#### [Required work]
Set down the records once more, please, exactly and with the pictures left out.

----- Data supplied -----

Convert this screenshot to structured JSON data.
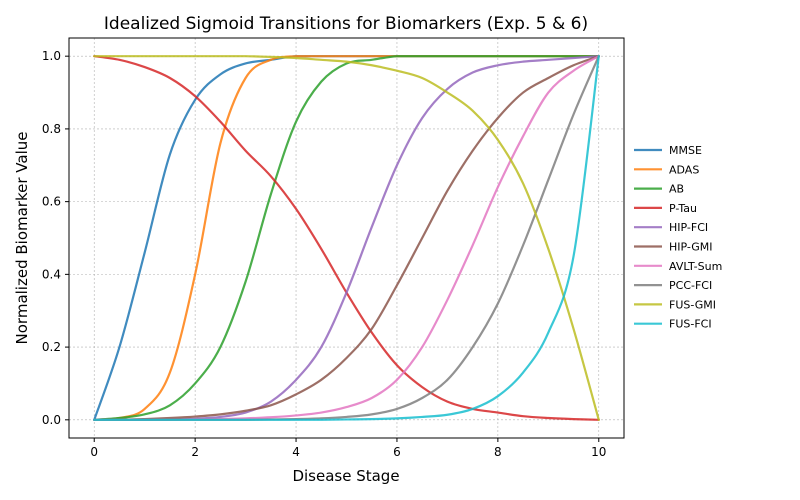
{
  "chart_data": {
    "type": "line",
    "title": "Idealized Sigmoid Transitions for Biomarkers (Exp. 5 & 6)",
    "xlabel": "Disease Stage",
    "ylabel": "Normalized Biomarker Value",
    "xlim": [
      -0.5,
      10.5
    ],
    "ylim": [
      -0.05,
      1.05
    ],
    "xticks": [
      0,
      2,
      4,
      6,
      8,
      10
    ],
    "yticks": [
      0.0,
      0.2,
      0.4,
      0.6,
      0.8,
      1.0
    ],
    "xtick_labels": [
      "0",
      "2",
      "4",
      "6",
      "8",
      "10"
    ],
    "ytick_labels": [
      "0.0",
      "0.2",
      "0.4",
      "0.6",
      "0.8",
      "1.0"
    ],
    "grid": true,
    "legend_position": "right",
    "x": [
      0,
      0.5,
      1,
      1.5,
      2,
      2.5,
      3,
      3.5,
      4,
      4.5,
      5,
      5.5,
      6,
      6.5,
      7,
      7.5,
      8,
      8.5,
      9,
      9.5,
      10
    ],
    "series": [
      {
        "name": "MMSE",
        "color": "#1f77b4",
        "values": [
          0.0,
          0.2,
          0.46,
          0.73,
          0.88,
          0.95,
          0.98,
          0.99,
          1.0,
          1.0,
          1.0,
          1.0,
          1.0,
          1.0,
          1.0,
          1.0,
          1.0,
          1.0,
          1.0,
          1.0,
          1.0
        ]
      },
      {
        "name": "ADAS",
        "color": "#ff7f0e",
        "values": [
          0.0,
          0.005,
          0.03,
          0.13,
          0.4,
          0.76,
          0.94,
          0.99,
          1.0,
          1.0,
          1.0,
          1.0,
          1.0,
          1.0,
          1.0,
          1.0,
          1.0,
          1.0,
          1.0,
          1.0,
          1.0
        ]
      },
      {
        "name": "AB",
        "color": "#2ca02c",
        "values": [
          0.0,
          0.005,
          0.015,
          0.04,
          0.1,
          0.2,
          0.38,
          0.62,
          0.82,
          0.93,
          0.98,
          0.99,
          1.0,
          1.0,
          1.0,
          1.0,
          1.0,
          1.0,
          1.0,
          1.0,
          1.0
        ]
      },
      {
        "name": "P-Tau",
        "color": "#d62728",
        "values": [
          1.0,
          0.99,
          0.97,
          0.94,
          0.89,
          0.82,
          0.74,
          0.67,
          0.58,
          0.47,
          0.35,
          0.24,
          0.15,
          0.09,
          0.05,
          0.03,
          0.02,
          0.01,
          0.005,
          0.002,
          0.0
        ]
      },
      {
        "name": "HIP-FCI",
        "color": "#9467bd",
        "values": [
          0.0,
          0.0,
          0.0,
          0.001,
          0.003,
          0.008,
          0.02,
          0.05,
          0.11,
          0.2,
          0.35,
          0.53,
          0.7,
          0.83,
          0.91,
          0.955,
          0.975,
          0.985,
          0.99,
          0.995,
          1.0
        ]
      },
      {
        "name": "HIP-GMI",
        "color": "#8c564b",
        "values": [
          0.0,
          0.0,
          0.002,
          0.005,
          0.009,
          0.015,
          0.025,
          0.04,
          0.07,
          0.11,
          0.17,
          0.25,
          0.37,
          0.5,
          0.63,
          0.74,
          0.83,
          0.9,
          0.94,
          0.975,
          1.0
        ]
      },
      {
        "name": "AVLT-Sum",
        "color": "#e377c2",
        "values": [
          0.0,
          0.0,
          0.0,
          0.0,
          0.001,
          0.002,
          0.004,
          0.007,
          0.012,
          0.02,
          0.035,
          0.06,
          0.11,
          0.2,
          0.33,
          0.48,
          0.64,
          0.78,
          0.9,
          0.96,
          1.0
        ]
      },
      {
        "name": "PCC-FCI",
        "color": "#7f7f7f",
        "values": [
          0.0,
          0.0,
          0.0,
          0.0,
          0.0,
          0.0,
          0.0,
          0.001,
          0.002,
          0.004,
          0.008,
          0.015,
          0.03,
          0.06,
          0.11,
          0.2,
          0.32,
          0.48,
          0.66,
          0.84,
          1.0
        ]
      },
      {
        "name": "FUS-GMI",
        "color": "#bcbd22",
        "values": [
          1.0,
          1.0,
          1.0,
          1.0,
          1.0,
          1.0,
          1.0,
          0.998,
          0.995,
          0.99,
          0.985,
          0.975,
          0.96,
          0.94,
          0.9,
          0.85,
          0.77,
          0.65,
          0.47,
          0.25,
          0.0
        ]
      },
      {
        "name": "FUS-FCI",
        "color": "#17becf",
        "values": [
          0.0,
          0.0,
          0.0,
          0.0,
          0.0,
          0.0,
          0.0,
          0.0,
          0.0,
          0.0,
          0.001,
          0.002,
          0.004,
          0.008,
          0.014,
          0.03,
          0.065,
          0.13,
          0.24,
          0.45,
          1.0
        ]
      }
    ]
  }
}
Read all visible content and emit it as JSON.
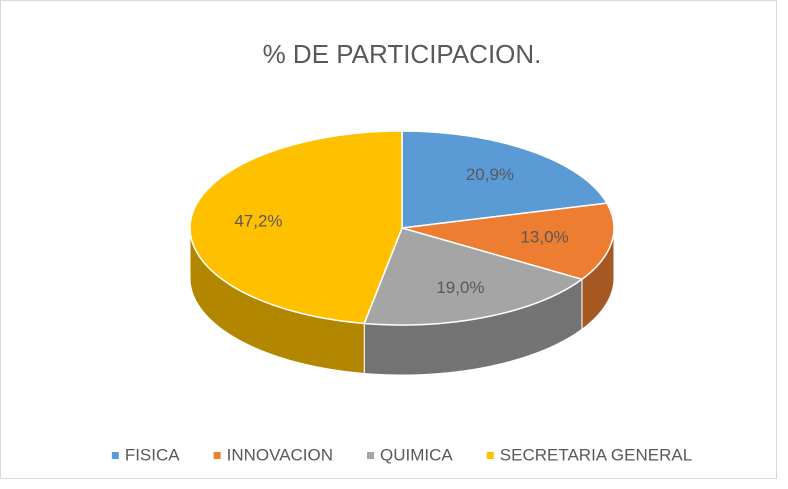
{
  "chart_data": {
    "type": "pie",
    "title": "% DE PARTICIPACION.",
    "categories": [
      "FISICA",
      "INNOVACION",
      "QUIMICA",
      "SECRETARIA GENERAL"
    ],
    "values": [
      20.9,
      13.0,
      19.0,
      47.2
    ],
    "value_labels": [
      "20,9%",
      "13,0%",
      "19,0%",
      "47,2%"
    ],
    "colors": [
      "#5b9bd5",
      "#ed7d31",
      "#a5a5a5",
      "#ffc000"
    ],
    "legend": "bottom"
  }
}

-----

#### [Response to the task]
Convert this screenshot to structured JSON data.
{
  "chart_data": {
    "type": "line",
    "title": "Idealized Sigmoid Transitions for Biomarkers (Exp. 5 & 6)",
    "xlabel": "Disease Stage",
    "ylabel": "Normalized Biomarker Value",
    "xlim": [
      -0.5,
      10.5
    ],
    "ylim": [
      -0.05,
      1.05
    ],
    "xticks": [
      0,
      2,
      4,
      6,
      8,
      10
    ],
    "yticks": [
      0.0,
      0.2,
      0.4,
      0.6,
      0.8,
      1.0
    ],
    "xtick_labels": [
      "0",
      "2",
      "4",
      "6",
      "8",
      "10"
    ],
    "ytick_labels": [
      "0.0",
      "0.2",
      "0.4",
      "0.6",
      "0.8",
      "1.0"
    ],
    "grid": true,
    "legend_position": "right",
    "x": [
      0,
      0.5,
      1,
      1.5,
      2,
      2.5,
      3,
      3.5,
      4,
      4.5,
      5,
      5.5,
      6,
      6.5,
      7,
      7.5,
      8,
      8.5,
      9,
      9.5,
      10
    ],
    "series": [
      {
        "name": "MMSE",
        "color": "#1f77b4",
        "values": [
          0.0,
          0.2,
          0.46,
          0.73,
          0.88,
          0.95,
          0.98,
          0.99,
          1.0,
          1.0,
          1.0,
          1.0,
          1.0,
          1.0,
          1.0,
          1.0,
          1.0,
          1.0,
          1.0,
          1.0,
          1.0
        ]
      },
      {
        "name": "ADAS",
        "color": "#ff7f0e",
        "values": [
          0.0,
          0.005,
          0.03,
          0.13,
          0.4,
          0.76,
          0.94,
          0.99,
          1.0,
          1.0,
          1.0,
          1.0,
          1.0,
          1.0,
          1.0,
          1.0,
          1.0,
          1.0,
          1.0,
          1.0,
          1.0
        ]
      },
      {
        "name": "AB",
        "color": "#2ca02c",
        "values": [
          0.0,
          0.005,
          0.015,
          0.04,
          0.1,
          0.2,
          0.38,
          0.62,
          0.82,
          0.93,
          0.98,
          0.99,
          1.0,
          1.0,
          1.0,
          1.0,
          1.0,
          1.0,
          1.0,
          1.0,
          1.0
        ]
      },
      {
        "name": "P-Tau",
        "color": "#d62728",
        "values": [
          1.0,
          0.99,
          0.97,
          0.94,
          0.89,
          0.82,
          0.74,
          0.67,
          0.58,
          0.47,
          0.35,
          0.24,
          0.15,
          0.09,
          0.05,
          0.03,
          0.02,
          0.01,
          0.005,
          0.002,
          0.0
        ]
      },
      {
        "name": "HIP-FCI",
        "color": "#9467bd",
        "values": [
          0.0,
          0.0,
          0.0,
          0.001,
          0.003,
          0.008,
          0.02,
          0.05,
          0.11,
          0.2,
          0.35,
          0.53,
          0.7,
          0.83,
          0.91,
          0.955,
          0.975,
          0.985,
          0.99,
          0.995,
          1.0
        ]
      },
      {
        "name": "HIP-GMI",
        "color": "#8c564b",
        "values": [
          0.0,
          0.0,
          0.002,
          0.005,
          0.009,
          0.015,
          0.025,
          0.04,
          0.07,
          0.11,
          0.17,
          0.25,
          0.37,
          0.5,
          0.63,
          0.74,
          0.83,
          0.9,
          0.94,
          0.975,
          1.0
        ]
      },
      {
        "name": "AVLT-Sum",
        "color": "#e377c2",
        "values": [
          0.0,
          0.0,
          0.0,
          0.0,
          0.001,
          0.002,
          0.004,
          0.007,
          0.012,
          0.02,
          0.035,
          0.06,
          0.11,
          0.2,
          0.33,
          0.48,
          0.64,
          0.78,
          0.9,
          0.96,
          1.0
        ]
      },
      {
        "name": "PCC-FCI",
        "color": "#7f7f7f",
        "values": [
          0.0,
          0.0,
          0.0,
          0.0,
          0.0,
          0.0,
          0.0,
          0.001,
          0.002,
          0.004,
          0.008,
          0.015,
          0.03,
          0.06,
          0.11,
          0.2,
          0.32,
          0.48,
          0.66,
          0.84,
          1.0
        ]
      },
      {
        "name": "FUS-GMI",
        "color": "#bcbd22",
        "values": [
          1.0,
          1.0,
          1.0,
          1.0,
          1.0,
          1.0,
          1.0,
          0.998,
          0.995,
          0.99,
          0.985,
          0.975,
          0.96,
          0.94,
          0.9,
          0.85,
          0.77,
          0.65,
          0.47,
          0.25,
          0.0
        ]
      },
      {
        "name": "FUS-FCI",
        "color": "#17becf",
        "values": [
          0.0,
          0.0,
          0.0,
          0.0,
          0.0,
          0.0,
          0.0,
          0.0,
          0.0,
          0.0,
          0.001,
          0.002,
          0.004,
          0.008,
          0.014,
          0.03,
          0.065,
          0.13,
          0.24,
          0.45,
          1.0
        ]
      }
    ]
  }
}
Read all visible content and emit it as JSON.
{
  "chart_data": {
    "type": "pie",
    "title": "% DE PARTICIPACION.",
    "categories": [
      "FISICA",
      "INNOVACION",
      "QUIMICA",
      "SECRETARIA GENERAL"
    ],
    "values": [
      20.9,
      13.0,
      19.0,
      47.2
    ],
    "value_labels": [
      "20,9%",
      "13,0%",
      "19,0%",
      "47,2%"
    ],
    "colors": [
      "#5b9bd5",
      "#ed7d31",
      "#a5a5a5",
      "#ffc000"
    ],
    "legend": "bottom"
  }
}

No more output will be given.